**Your objective**
Collect all lines from the records below that include the word "CODE".

**Source data**
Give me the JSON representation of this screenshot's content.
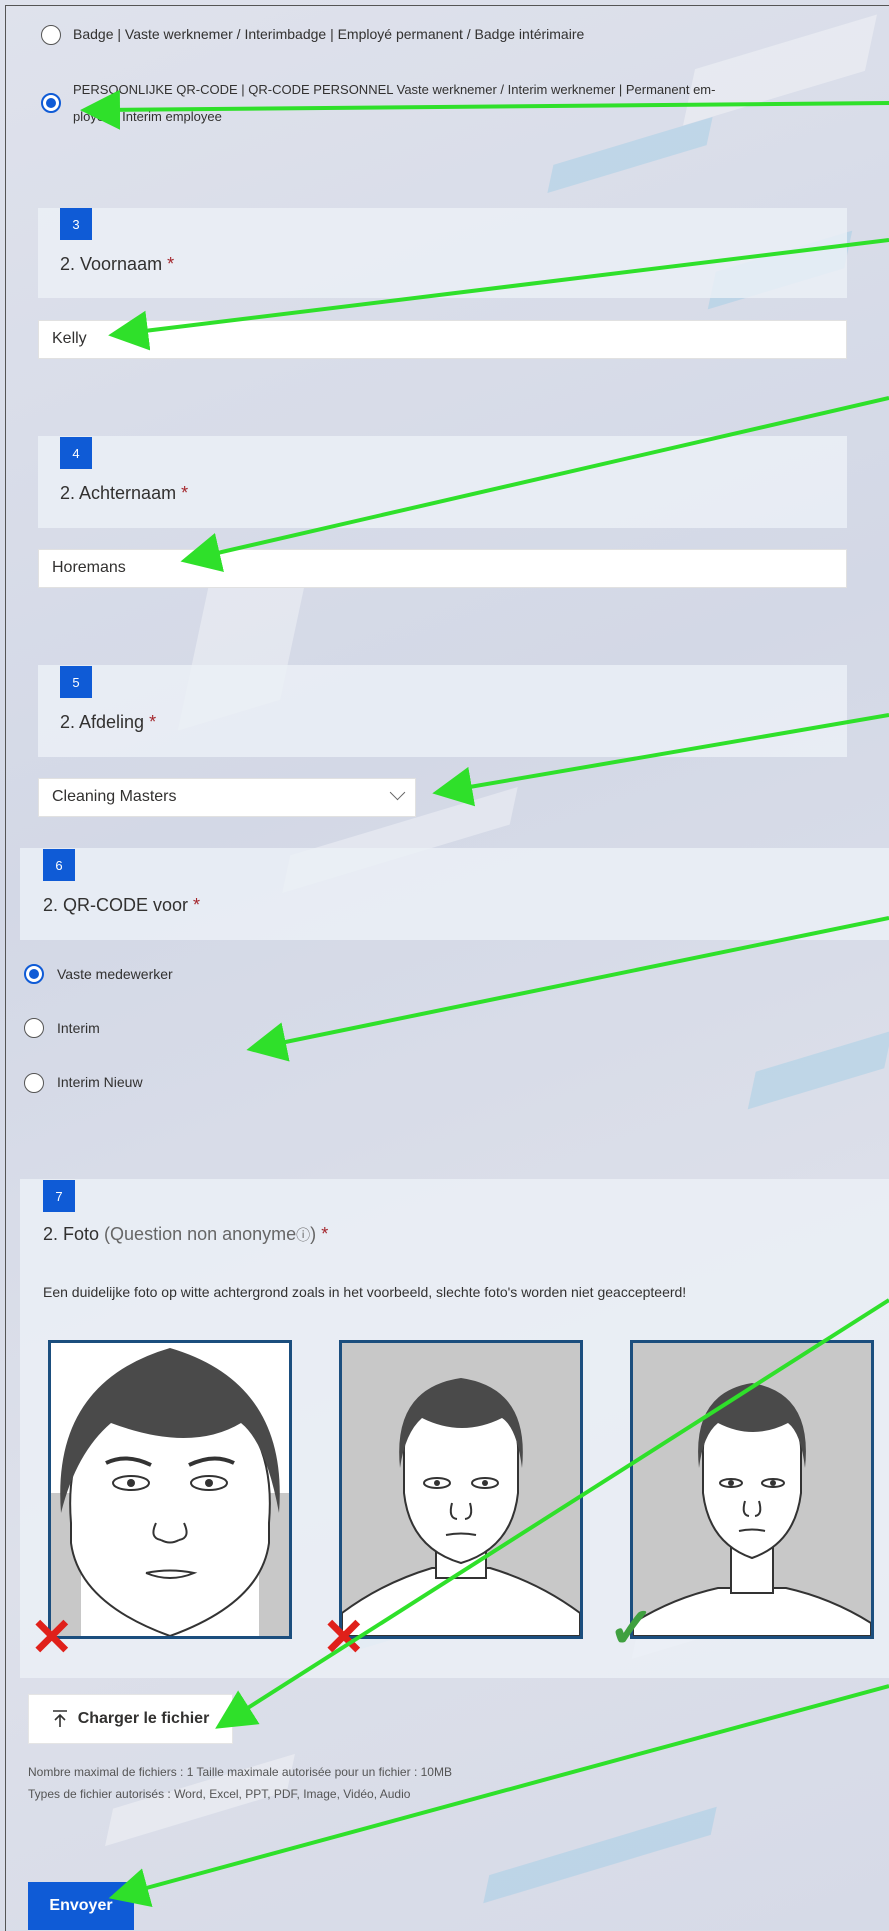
{
  "q1": {
    "options": [
      {
        "label": "Badge | Vaste werknemer / Interimbadge | Employé permanent / Badge intérimaire",
        "selected": false
      },
      {
        "label_line1": "PERSOONLIJKE QR-CODE | QR-CODE PERSONNEL  Vaste werknemer / Interim werknemer | Permanent em-",
        "label_line2": "ployee / Interim employee",
        "selected": true
      }
    ]
  },
  "q3": {
    "number": "3",
    "title": "2. Voornaam",
    "required": "*",
    "value": "Kelly"
  },
  "q4": {
    "number": "4",
    "title": "2. Achternaam",
    "required": "*",
    "value": "Horemans"
  },
  "q5": {
    "number": "5",
    "title": "2. Afdeling",
    "required": "*",
    "value": "Cleaning Masters"
  },
  "q6": {
    "number": "6",
    "title": "2. QR-CODE voor",
    "required": "*",
    "options": [
      {
        "label": "Vaste medewerker",
        "selected": true
      },
      {
        "label": "Interim",
        "selected": false
      },
      {
        "label": "Interim Nieuw",
        "selected": false
      }
    ]
  },
  "q7": {
    "number": "7",
    "title": "2. Foto",
    "subtitle": "(Question non anonyme",
    "info_glyph": "ⓘ",
    "subtitle_end": ")",
    "required": "*",
    "description": "Een duidelijke foto op witte achtergrond zoals in het voorbeeld, slechte foto's worden niet geaccepteerd!",
    "examples": [
      "bad-closeup",
      "bad-shoulders",
      "good-framing"
    ],
    "marks": [
      "✕",
      "✕",
      "✓"
    ]
  },
  "upload": {
    "label": "Charger le fichier",
    "icon": "upload-icon",
    "limits_line1": "Nombre maximal de fichiers : 1   Taille maximale autorisée pour un fichier : 10MB",
    "limits_line2": "Types de fichier autorisés : Word, Excel, PPT, PDF, Image, Vidéo, Audio"
  },
  "submit": {
    "label": "Envoyer"
  },
  "colors": {
    "accent": "#0f5bd6",
    "arrow": "#2fe02a",
    "required": "#a4262c",
    "bad": "#e0201a",
    "good": "#3fa03f"
  }
}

**Result below**
        "label_line1": "PERSOONLIJKE QR-CODE | QR-CODE PERSONNEL  Vaste werknemer / Interim werknemer | Permanent em-",
    "title": "2. QR-CODE voor",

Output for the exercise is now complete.